### ENTRIES SUPPLIED

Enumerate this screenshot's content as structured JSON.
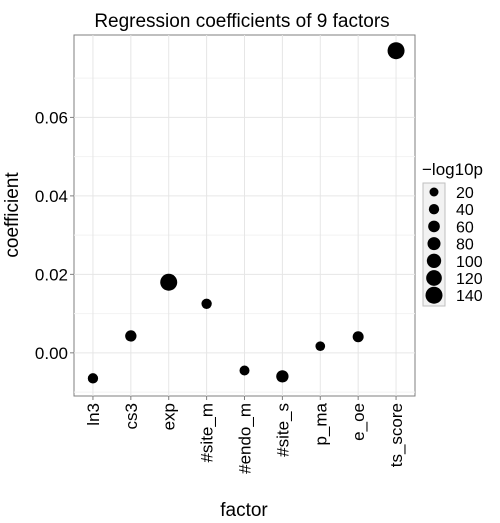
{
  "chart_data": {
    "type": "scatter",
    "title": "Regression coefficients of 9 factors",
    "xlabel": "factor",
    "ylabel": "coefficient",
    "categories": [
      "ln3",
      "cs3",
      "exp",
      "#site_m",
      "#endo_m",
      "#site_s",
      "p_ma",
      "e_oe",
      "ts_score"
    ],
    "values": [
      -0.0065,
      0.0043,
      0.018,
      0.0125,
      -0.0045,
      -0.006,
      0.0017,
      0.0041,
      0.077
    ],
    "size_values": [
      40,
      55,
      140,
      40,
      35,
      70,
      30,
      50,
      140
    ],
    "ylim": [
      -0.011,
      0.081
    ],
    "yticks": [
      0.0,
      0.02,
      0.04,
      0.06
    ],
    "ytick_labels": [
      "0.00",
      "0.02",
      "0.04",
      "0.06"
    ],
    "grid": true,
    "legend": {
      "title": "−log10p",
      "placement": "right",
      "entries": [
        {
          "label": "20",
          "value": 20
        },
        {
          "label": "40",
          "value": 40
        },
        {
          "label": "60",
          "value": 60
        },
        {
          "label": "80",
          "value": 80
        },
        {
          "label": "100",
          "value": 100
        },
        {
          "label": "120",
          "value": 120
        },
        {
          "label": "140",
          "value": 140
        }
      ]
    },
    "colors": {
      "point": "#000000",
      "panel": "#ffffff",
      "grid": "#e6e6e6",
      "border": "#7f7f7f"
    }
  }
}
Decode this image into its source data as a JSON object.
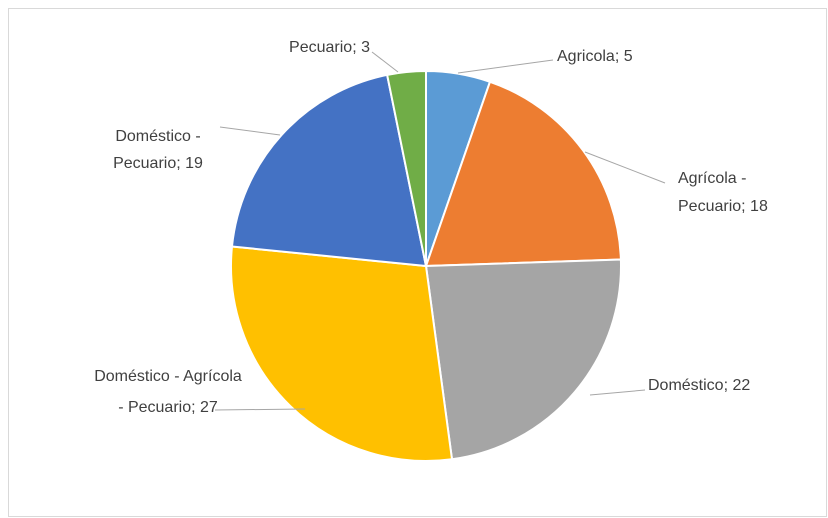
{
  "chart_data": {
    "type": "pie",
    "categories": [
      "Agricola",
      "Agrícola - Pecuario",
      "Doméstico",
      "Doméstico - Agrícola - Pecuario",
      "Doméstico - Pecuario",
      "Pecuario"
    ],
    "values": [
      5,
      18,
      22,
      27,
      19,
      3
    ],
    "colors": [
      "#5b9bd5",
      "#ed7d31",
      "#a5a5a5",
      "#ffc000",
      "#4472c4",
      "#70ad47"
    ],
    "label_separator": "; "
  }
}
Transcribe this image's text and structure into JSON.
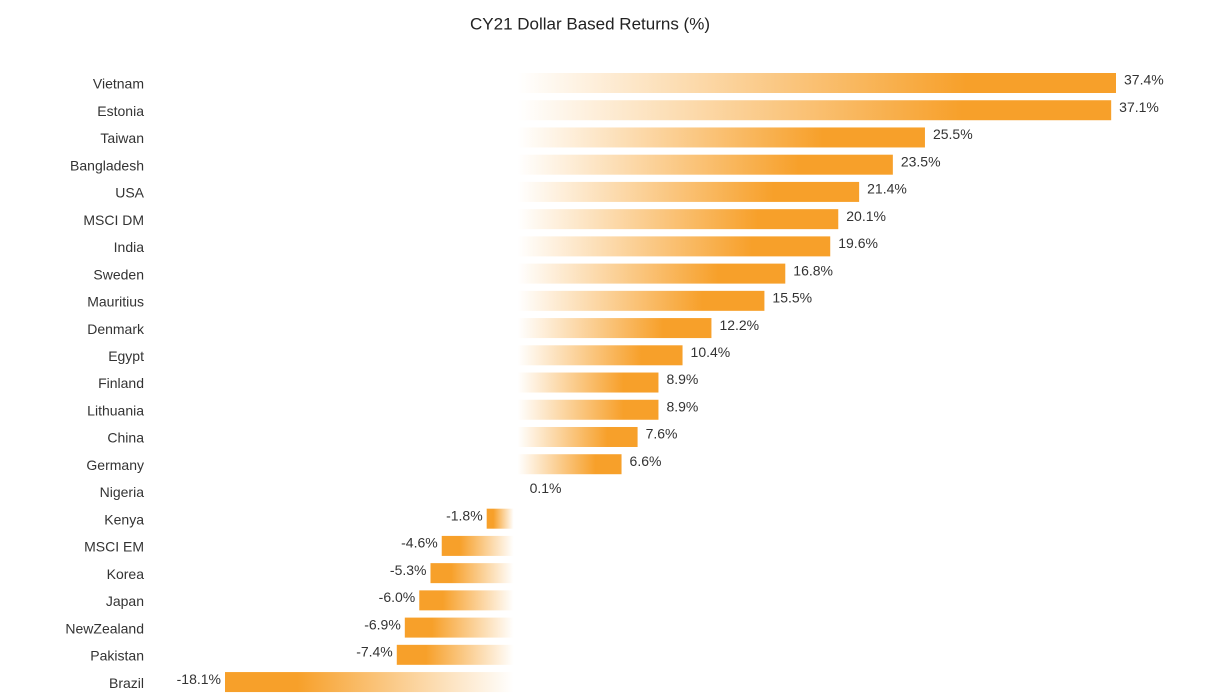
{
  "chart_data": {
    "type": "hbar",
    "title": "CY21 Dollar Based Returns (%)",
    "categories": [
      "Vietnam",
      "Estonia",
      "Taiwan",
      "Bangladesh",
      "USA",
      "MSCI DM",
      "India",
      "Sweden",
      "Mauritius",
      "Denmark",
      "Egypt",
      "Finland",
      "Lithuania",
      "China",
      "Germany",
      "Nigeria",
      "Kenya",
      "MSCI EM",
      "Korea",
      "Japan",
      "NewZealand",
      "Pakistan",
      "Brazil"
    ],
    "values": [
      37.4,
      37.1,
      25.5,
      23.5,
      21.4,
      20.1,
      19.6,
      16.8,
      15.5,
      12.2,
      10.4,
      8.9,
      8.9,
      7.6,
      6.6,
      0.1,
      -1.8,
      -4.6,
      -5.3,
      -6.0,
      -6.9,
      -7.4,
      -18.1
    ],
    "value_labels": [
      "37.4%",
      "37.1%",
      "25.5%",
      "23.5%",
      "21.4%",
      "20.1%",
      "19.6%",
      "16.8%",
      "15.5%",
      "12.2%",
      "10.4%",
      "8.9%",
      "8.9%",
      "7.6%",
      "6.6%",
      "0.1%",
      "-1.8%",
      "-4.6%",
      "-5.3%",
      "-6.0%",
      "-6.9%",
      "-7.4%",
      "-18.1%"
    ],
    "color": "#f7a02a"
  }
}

######

* [TO BE DONE] From the entries above, copy out every line where the string "JSON" appears.

* [WRITTEN REPLY]
Enumerate this screenshot's content as structured JSON.
Decode this image into its source data as a JSON object.
Transcribe this image's text and structure into JSON.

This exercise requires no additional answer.